__EXERCISE TASK__
Gather every line that includes the word "part", please.

= = = = =

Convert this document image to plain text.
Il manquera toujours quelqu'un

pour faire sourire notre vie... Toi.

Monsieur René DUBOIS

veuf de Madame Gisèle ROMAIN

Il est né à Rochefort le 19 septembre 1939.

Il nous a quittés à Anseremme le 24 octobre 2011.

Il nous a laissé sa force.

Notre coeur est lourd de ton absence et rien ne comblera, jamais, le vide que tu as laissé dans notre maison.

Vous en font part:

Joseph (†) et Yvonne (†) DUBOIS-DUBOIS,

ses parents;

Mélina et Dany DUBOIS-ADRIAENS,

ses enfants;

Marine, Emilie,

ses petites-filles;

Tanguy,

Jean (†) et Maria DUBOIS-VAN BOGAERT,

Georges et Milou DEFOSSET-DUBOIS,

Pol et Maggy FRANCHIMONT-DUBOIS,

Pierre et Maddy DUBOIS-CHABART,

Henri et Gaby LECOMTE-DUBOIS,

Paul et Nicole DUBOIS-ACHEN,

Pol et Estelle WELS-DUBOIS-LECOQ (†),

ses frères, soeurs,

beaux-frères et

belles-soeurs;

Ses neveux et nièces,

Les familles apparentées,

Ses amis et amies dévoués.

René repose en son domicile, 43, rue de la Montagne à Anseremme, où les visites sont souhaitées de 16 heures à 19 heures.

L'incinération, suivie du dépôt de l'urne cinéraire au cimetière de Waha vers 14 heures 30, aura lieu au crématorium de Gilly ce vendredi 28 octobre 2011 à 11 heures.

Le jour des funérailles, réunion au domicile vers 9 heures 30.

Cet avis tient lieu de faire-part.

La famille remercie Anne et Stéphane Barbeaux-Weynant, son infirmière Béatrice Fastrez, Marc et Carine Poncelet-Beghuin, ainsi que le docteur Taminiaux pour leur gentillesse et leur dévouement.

= = = = =

__EXERCISE OUTPUT__
Vous en font part:
Cet avis tient lieu de faire-part.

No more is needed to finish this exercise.